Output each line exactly as it appears, skipping any embedded picture.

Records from a data source
****

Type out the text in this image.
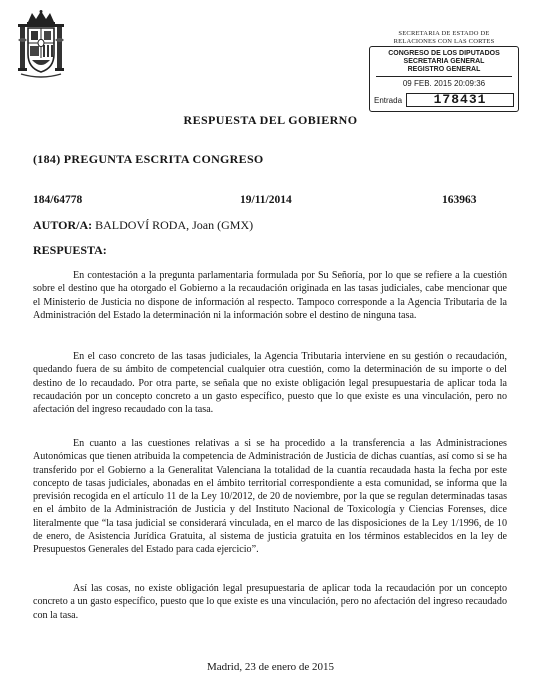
SECRETARIA DE ESTADO DE RELACIONES CON LAS CORTES
CONGRESO DE LOS DIPUTADOS
SECRETARIA GENERAL
REGISTRO GENERAL
09 FEB. 2015 20:09:36
Entrada	178431
RESPUESTA DEL GOBIERNO
(184) PREGUNTA ESCRITA CONGRESO
184/64778	19/11/2014	163963
AUTOR/A: BALDOVÍ RODA, Joan (GMX)
RESPUESTA:

En contestación a la pregunta parlamentaria formulada por Su Señoría, por lo que se refiere a la cuestión sobre el destino que ha otorgado el Gobierno a la recaudación originada en las tasas judiciales, cabe mencionar que el Ministerio de Justicia no dispone de información al respecto. Tampoco corresponde a la Agencia Tributaria de la Administración del Estado la determinación ni la información sobre el destino de ninguna tasa.

En el caso concreto de las tasas judiciales, la Agencia Tributaria interviene en su gestión o recaudación, quedando fuera de su ámbito de competencial cualquier otra cuestión, como la determinación de su importe o del destino de lo recaudado. Por otra parte, se señala que no existe obligación legal presupuestaria de aplicar toda la recaudación por un concepto concreto a un gasto específico, puesto que lo que existe es una vinculación, pero no afectación del ingreso recaudado con la tasa.

En cuanto a las cuestiones relativas a si se ha procedido a la transferencia a las Administraciones Autonómicas que tienen atribuida la competencia de Administración de Justicia de dichas cuantías, así como si se ha transferido por el Gobierno a la Generalitat Valenciana la totalidad de la cuantía recaudada hasta la fecha por este concepto de tasas judiciales, abonadas en el ámbito territorial correspondiente a esta comunidad, se informa que la previsión recogida en el artículo 11 de la Ley 10/2012, de 20 de noviembre, por la que se regulan determinadas tasas en el ámbito de la Administración de Justicia y del Instituto Nacional de Toxicología y Ciencias Forenses, dice literalmente que “la tasa judicial se considerará vinculada, en el marco de las disposiciones de la Ley 1/1996, de 10 de enero, de Asistencia Jurídica Gratuita, al sistema de justicia gratuita en los términos establecidos en la ley de Presupuestos Generales del Estado para cada ejercicio”.

Así las cosas, no existe obligación legal presupuestaria de aplicar toda la recaudación por un concepto concreto a un gasto específico, puesto que lo que existe es una vinculación, pero no afectación del ingreso recaudado con la tasa.

Madrid, 23 de enero de 2015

****

▶ _Exercise solution_
Type out the text in this image.
SECRETARIA DE ESTADO DE RELACIONES CON LAS CORTES
CONGRESO DE LOS DIPUTADOS
SECRETARIA GENERAL
REGISTRO GENERAL
09 FEB. 2015 20:09:36
Entrada	178431
RESPUESTA DEL GOBIERNO
(184) PREGUNTA ESCRITA CONGRESO
184/64778	19/11/2014	163963
AUTOR/A: BALDOVÍ RODA, Joan (GMX)
RESPUESTA:

En contestación a la pregunta parlamentaria formulada por Su Señoría, por lo que se refiere a la cuestión sobre el destino que ha otorgado el Gobierno a la recaudación originada en las tasas judiciales, cabe mencionar que el Ministerio de Justicia no dispone de información al respecto. Tampoco corresponde a la Agencia Tributaria de la Administración del Estado la determinación ni la información sobre el destino de ninguna tasa.

En el caso concreto de las tasas judiciales, la Agencia Tributaria interviene en su gestión o recaudación, quedando fuera de su ámbito de competencial cualquier otra cuestión, como la determinación de su importe o del destino de lo recaudado. Por otra parte, se señala que no existe obligación legal presupuestaria de aplicar toda la recaudación por un concepto concreto a un gasto específico, puesto que lo que existe es una vinculación, pero no afectación del ingreso recaudado con la tasa.

En cuanto a las cuestiones relativas a si se ha procedido a la transferencia a las Administraciones Autonómicas que tienen atribuida la competencia de Administración de Justicia de dichas cuantías, así como si se ha transferido por el Gobierno a la Generalitat Valenciana la totalidad de la cuantía recaudada hasta la fecha por este concepto de tasas judiciales, abonadas en el ámbito territorial correspondiente a esta comunidad, se informa que la previsión recogida en el artículo 11 de la Ley 10/2012, de 20 de noviembre, por la que se regulan determinadas tasas en el ámbito de la Administración de Justicia y del Instituto Nacional de Toxicología y Ciencias Forenses, dice literalmente que “la tasa judicial se considerará vinculada, en el marco de las disposiciones de la Ley 1/1996, de 10 de enero, de Asistencia Jurídica Gratuita, al sistema de justicia gratuita en los términos establecidos en la ley de Presupuestos Generales del Estado para cada ejercicio”.

Así las cosas, no existe obligación legal presupuestaria de aplicar toda la recaudación por un concepto concreto a un gasto específico, puesto que lo que existe es una vinculación, pero no afectación del ingreso recaudado con la tasa.

Madrid, 23 de enero de 2015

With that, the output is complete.